SOURCE DATA:

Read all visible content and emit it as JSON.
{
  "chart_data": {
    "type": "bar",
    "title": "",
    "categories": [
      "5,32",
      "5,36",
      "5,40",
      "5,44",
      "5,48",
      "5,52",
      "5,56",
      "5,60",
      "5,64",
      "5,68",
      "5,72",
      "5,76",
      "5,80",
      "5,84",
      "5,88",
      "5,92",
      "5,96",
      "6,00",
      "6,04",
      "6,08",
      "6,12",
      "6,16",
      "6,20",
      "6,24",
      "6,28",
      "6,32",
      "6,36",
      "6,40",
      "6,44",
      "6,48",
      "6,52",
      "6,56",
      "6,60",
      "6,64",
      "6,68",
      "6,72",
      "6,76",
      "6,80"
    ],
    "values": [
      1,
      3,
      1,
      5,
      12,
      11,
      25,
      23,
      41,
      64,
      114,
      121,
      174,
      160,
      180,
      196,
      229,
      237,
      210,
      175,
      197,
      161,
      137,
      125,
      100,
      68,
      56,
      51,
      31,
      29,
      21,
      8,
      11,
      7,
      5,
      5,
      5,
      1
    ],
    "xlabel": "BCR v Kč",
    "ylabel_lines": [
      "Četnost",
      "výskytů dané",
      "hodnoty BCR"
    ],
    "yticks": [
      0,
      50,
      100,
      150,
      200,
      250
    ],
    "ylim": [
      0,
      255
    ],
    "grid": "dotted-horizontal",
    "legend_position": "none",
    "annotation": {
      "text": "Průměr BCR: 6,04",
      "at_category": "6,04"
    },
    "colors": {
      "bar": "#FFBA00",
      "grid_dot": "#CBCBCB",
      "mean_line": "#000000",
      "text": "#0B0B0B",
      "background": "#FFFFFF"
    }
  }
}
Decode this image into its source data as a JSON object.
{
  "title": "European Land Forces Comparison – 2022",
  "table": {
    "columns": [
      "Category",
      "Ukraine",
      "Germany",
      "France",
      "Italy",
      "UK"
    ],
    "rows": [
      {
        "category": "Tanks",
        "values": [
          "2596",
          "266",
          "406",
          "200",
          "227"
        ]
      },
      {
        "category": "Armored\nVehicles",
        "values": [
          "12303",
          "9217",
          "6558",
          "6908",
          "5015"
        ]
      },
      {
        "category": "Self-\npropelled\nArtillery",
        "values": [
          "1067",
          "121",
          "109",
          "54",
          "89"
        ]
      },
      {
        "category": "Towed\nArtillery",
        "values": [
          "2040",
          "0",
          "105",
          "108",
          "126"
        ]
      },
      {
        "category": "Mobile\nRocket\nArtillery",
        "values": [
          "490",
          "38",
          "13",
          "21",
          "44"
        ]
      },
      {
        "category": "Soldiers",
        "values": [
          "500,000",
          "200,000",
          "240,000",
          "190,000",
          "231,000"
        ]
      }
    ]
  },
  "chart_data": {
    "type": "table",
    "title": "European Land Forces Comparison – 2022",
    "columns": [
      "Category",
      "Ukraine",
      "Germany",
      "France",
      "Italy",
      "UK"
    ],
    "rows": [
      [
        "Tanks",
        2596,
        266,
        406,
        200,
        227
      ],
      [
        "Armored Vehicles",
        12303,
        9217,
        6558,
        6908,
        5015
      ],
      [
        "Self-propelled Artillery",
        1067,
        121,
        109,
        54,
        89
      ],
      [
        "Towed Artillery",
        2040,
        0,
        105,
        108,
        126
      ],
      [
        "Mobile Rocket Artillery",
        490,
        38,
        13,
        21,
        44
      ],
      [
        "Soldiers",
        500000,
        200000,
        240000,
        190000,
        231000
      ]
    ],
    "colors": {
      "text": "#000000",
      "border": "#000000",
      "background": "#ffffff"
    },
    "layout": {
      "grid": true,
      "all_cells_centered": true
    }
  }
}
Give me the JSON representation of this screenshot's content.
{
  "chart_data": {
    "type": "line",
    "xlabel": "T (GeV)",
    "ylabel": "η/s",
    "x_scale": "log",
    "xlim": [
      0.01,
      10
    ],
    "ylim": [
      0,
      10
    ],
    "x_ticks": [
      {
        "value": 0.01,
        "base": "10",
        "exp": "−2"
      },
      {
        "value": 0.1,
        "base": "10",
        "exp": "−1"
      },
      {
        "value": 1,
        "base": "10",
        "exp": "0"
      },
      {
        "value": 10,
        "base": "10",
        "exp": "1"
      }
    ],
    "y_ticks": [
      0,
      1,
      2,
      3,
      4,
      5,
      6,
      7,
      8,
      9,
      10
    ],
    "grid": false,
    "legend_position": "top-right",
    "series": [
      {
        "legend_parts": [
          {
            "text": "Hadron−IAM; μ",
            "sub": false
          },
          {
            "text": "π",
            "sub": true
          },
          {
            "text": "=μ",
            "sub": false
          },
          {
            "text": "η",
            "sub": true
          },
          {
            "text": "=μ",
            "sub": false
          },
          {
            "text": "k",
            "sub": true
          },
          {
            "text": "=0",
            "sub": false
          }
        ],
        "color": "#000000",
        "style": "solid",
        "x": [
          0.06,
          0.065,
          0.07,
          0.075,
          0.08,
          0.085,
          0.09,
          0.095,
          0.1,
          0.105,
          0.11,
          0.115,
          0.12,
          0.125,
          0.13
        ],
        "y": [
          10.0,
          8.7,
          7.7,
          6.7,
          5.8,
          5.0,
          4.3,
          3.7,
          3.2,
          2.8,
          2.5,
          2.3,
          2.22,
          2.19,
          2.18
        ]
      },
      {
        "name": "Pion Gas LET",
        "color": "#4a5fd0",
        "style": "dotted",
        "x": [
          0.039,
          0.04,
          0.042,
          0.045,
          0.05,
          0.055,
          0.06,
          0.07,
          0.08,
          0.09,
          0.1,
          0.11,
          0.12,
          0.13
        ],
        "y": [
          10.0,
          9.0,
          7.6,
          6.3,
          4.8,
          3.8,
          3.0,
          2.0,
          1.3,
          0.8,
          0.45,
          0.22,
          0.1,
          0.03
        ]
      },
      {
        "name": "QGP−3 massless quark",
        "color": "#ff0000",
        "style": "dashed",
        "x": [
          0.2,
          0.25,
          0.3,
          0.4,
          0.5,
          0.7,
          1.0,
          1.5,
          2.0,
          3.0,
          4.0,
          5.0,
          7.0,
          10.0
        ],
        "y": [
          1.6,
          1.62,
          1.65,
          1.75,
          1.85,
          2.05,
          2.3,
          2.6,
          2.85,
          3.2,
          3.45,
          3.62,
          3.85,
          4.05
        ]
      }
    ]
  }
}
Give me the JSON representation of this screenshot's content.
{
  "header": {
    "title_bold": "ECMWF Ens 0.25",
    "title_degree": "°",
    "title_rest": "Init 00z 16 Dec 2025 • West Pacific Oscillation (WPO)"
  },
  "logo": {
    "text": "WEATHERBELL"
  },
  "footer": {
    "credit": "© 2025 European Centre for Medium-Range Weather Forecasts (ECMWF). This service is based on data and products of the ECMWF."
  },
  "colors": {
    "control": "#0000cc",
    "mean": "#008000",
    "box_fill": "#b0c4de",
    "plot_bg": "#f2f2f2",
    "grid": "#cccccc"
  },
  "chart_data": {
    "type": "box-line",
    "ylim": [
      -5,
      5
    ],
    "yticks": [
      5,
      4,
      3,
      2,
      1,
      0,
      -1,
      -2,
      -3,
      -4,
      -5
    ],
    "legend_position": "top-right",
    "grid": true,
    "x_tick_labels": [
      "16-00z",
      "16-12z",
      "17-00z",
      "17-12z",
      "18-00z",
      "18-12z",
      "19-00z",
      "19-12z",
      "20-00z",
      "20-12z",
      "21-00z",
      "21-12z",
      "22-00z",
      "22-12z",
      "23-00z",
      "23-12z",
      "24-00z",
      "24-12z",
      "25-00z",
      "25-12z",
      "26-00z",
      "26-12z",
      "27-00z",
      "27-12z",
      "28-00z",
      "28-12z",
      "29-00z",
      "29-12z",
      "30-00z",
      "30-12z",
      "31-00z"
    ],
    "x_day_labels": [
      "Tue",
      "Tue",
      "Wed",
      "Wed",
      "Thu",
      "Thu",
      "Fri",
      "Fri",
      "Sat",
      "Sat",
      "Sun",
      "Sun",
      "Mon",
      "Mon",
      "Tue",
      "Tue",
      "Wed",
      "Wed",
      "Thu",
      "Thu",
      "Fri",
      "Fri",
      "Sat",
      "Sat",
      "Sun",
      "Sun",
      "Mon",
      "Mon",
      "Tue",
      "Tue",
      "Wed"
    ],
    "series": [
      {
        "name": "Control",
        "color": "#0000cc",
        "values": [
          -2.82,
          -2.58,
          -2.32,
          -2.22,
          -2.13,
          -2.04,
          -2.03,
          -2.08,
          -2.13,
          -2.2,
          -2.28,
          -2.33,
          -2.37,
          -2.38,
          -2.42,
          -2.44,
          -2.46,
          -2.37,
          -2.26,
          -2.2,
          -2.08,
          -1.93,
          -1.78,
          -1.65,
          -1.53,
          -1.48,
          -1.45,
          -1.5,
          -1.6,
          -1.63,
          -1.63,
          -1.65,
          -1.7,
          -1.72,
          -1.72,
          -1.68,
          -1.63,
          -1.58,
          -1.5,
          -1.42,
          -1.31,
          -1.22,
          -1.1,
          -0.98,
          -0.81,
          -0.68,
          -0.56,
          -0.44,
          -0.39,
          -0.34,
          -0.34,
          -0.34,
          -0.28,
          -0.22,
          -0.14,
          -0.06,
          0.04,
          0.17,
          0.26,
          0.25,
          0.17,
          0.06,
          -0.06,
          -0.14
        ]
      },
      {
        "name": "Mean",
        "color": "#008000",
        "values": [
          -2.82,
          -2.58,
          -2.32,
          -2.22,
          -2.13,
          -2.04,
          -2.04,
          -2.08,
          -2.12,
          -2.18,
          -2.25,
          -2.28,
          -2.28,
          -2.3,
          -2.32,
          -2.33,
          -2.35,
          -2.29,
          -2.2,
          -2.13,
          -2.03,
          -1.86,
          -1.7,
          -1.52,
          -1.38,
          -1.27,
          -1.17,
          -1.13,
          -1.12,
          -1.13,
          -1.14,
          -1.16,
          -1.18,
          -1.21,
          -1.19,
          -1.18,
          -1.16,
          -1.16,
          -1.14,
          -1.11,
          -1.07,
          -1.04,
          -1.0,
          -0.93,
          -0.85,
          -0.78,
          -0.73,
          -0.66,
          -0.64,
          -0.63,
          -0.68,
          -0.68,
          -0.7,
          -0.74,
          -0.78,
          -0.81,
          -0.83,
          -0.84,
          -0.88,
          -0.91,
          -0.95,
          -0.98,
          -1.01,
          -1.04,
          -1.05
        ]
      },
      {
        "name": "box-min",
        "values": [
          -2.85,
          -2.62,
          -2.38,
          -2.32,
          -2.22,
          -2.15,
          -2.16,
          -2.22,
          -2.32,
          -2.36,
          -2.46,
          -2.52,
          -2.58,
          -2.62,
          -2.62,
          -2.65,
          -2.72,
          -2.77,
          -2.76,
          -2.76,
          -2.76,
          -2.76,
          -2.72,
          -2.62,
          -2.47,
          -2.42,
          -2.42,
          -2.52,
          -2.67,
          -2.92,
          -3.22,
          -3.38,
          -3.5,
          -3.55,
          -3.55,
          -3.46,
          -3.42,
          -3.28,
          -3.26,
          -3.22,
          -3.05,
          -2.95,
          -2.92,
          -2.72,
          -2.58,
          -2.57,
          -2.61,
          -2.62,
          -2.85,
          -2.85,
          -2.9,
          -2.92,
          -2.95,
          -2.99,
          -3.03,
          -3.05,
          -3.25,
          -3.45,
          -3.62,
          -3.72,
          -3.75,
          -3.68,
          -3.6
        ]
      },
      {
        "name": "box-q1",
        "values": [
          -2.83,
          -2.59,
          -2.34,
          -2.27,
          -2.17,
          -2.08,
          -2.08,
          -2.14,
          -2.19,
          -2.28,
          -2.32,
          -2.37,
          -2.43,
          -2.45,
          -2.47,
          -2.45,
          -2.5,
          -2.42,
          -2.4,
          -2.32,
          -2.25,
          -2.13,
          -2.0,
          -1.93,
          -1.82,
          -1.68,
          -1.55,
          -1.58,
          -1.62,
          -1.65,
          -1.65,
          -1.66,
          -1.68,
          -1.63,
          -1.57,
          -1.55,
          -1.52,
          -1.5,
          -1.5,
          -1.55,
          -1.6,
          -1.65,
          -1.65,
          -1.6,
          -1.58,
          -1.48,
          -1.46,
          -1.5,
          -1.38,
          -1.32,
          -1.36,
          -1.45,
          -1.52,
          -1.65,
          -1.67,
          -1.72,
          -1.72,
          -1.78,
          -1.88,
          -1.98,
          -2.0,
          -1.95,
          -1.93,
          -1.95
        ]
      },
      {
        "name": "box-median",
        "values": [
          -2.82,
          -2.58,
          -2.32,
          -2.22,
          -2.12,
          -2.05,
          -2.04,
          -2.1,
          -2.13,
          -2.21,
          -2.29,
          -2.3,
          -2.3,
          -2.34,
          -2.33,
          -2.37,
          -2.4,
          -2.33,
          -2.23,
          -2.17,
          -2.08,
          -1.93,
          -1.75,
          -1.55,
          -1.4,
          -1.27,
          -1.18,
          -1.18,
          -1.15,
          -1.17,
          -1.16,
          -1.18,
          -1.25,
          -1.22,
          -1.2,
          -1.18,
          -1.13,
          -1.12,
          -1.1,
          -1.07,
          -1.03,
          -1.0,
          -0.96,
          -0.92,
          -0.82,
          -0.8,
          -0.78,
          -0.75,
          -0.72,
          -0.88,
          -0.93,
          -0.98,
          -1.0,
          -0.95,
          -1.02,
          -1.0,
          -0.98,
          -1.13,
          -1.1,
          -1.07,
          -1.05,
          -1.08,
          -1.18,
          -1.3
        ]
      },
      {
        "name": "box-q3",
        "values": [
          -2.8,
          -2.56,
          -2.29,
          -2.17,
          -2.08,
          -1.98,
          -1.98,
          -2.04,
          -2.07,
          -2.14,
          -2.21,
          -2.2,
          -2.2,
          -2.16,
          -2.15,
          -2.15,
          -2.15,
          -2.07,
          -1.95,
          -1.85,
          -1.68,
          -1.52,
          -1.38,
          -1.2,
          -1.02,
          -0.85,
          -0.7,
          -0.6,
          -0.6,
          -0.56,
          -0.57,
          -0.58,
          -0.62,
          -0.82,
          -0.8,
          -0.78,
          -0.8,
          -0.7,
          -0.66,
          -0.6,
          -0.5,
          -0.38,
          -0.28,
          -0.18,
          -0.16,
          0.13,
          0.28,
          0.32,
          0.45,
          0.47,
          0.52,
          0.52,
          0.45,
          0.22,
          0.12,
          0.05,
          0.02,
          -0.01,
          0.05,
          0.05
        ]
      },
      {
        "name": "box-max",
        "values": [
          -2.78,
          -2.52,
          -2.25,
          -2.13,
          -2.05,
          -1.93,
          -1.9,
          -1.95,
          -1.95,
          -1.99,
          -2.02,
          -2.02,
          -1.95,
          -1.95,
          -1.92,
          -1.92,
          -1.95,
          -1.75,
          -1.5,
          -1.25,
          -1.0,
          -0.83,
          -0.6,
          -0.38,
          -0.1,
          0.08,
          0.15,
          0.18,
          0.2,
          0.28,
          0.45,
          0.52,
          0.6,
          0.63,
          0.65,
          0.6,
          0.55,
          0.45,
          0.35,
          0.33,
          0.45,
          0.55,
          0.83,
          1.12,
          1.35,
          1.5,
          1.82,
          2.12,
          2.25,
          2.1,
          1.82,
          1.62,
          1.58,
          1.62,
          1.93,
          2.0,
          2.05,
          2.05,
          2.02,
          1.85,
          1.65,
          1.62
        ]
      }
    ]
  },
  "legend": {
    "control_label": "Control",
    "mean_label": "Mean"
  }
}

SHORT EXERCISE: Look above for every line with the word "text" and copy it.

TASK OUTPUT:
      "text": "Průměr BCR: 6,04",
      "text": "#0B0B0B",
      "text": "#000000",
            "text": "Hadron−IAM; μ",
            "text": "π",
            "text": "=μ",
            "text": "η",
            "text": "=μ",
            "text": "k",
            "text": "=0",
    "text": "WEATHERBELL"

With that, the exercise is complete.